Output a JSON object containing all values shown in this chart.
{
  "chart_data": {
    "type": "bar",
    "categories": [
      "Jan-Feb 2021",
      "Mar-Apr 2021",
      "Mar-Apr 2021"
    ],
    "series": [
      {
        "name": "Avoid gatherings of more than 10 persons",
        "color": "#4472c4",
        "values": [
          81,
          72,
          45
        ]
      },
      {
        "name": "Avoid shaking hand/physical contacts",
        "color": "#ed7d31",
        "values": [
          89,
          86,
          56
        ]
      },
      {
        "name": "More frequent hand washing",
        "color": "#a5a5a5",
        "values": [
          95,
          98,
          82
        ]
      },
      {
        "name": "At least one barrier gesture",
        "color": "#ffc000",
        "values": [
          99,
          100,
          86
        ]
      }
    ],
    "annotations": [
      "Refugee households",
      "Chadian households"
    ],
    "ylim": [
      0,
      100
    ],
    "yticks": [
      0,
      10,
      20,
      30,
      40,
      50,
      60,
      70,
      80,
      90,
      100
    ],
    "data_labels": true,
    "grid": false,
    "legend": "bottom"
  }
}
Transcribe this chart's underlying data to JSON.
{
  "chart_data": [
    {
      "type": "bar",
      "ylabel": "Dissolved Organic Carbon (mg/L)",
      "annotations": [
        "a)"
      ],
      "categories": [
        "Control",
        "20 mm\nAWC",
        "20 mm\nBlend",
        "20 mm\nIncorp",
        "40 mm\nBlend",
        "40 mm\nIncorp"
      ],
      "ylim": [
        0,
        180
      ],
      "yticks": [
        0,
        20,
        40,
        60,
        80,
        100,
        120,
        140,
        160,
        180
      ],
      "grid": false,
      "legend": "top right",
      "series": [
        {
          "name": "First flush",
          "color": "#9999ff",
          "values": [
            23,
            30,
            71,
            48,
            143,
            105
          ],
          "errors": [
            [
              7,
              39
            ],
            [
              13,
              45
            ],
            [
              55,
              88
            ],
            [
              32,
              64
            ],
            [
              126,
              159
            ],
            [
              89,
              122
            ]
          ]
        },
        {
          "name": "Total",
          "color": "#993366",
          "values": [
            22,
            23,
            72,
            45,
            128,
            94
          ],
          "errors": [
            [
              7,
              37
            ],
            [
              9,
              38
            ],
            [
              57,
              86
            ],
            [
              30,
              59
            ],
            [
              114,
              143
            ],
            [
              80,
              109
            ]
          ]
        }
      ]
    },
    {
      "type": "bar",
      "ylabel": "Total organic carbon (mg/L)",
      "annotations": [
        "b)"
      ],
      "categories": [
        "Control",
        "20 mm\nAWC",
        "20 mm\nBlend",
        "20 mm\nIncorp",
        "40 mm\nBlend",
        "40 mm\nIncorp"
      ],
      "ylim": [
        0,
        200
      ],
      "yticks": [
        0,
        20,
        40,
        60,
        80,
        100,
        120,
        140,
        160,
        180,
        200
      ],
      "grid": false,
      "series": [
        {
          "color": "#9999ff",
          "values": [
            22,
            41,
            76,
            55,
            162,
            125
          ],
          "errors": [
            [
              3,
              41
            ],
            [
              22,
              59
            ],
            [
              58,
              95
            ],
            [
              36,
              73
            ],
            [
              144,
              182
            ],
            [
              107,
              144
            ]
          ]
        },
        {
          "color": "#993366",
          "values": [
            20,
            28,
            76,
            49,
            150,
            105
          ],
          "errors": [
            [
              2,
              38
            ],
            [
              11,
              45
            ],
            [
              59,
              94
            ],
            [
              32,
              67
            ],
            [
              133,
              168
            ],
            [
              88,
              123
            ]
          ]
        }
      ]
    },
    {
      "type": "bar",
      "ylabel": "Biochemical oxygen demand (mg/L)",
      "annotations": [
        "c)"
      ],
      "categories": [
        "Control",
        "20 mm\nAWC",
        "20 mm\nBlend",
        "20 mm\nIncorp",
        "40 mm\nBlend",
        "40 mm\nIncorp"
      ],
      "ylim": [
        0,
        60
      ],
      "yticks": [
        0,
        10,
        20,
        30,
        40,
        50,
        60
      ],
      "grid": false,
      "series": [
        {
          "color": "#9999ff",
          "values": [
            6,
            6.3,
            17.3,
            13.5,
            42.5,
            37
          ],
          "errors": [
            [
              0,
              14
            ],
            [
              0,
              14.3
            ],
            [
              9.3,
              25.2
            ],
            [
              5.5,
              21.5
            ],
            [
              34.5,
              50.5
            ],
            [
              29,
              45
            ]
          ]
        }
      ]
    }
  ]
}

++++++++++++++++++++

EXERCISE DIRECTIONS |
Write every record out again, unaltered.

CORRECT RESPONSE |
Output a JSON object containing all values shown in this chart.
{
  "chart_data": {
    "type": "bar",
    "categories": [
      "Jan-Feb 2021",
      "Mar-Apr 2021",
      "Mar-Apr 2021"
    ],
    "series": [
      {
        "name": "Avoid gatherings of more than 10 persons",
        "color": "#4472c4",
        "values": [
          81,
          72,
          45
        ]
      },
      {
        "name": "Avoid shaking hand/physical contacts",
        "color": "#ed7d31",
        "values": [
          89,
          86,
          56
        ]
      },
      {
        "name": "More frequent hand washing",
        "color": "#a5a5a5",
        "values": [
          95,
          98,
          82
        ]
      },
      {
        "name": "At least one barrier gesture",
        "color": "#ffc000",
        "values": [
          99,
          100,
          86
        ]
      }
    ],
    "annotations": [
      "Refugee households",
      "Chadian households"
    ],
    "ylim": [
      0,
      100
    ],
    "yticks": [
      0,
      10,
      20,
      30,
      40,
      50,
      60,
      70,
      80,
      90,
      100
    ],
    "data_labels": true,
    "grid": false,
    "legend": "bottom"
  }
}
Transcribe this chart's underlying data to JSON.
{
  "chart_data": [
    {
      "type": "bar",
      "ylabel": "Dissolved Organic Carbon (mg/L)",
      "annotations": [
        "a)"
      ],
      "categories": [
        "Control",
        "20 mm\nAWC",
        "20 mm\nBlend",
        "20 mm\nIncorp",
        "40 mm\nBlend",
        "40 mm\nIncorp"
      ],
      "ylim": [
        0,
        180
      ],
      "yticks": [
        0,
        20,
        40,
        60,
        80,
        100,
        120,
        140,
        160,
        180
      ],
      "grid": false,
      "legend": "top right",
      "series": [
        {
          "name": "First flush",
          "color": "#9999ff",
          "values": [
            23,
            30,
            71,
            48,
            143,
            105
          ],
          "errors": [
            [
              7,
              39
            ],
            [
              13,
              45
            ],
            [
              55,
              88
            ],
            [
              32,
              64
            ],
            [
              126,
              159
            ],
            [
              89,
              122
            ]
          ]
        },
        {
          "name": "Total",
          "color": "#993366",
          "values": [
            22,
            23,
            72,
            45,
            128,
            94
          ],
          "errors": [
            [
              7,
              37
            ],
            [
              9,
              38
            ],
            [
              57,
              86
            ],
            [
              30,
              59
            ],
            [
              114,
              143
            ],
            [
              80,
              109
            ]
          ]
        }
      ]
    },
    {
      "type": "bar",
      "ylabel": "Total organic carbon (mg/L)",
      "annotations": [
        "b)"
      ],
      "categories": [
        "Control",
        "20 mm\nAWC",
        "20 mm\nBlend",
        "20 mm\nIncorp",
        "40 mm\nBlend",
        "40 mm\nIncorp"
      ],
      "ylim": [
        0,
        200
      ],
      "yticks": [
        0,
        20,
        40,
        60,
        80,
        100,
        120,
        140,
        160,
        180,
        200
      ],
      "grid": false,
      "series": [
        {
          "color": "#9999ff",
          "values": [
            22,
            41,
            76,
            55,
            162,
            125
          ],
          "errors": [
            [
              3,
              41
            ],
            [
              22,
              59
            ],
            [
              58,
              95
            ],
            [
              36,
              73
            ],
            [
              144,
              182
            ],
            [
              107,
              144
            ]
          ]
        },
        {
          "color": "#993366",
          "values": [
            20,
            28,
            76,
            49,
            150,
            105
          ],
          "errors": [
            [
              2,
              38
            ],
            [
              11,
              45
            ],
            [
              59,
              94
            ],
            [
              32,
              67
            ],
            [
              133,
              168
            ],
            [
              88,
              123
            ]
          ]
        }
      ]
    },
    {
      "type": "bar",
      "ylabel": "Biochemical oxygen demand (mg/L)",
      "annotations": [
        "c)"
      ],
      "categories": [
        "Control",
        "20 mm\nAWC",
        "20 mm\nBlend",
        "20 mm\nIncorp",
        "40 mm\nBlend",
        "40 mm\nIncorp"
      ],
      "ylim": [
        0,
        60
      ],
      "yticks": [
        0,
        10,
        20,
        30,
        40,
        50,
        60
      ],
      "grid": false,
      "series": [
        {
          "color": "#9999ff",
          "values": [
            6,
            6.3,
            17.3,
            13.5,
            42.5,
            37
          ],
          "errors": [
            [
              0,
              14
            ],
            [
              0,
              14.3
            ],
            [
              9.3,
              25.2
            ],
            [
              5.5,
              21.5
            ],
            [
              34.5,
              50.5
            ],
            [
              29,
              45
            ]
          ]
        }
      ]
    }
  ]
}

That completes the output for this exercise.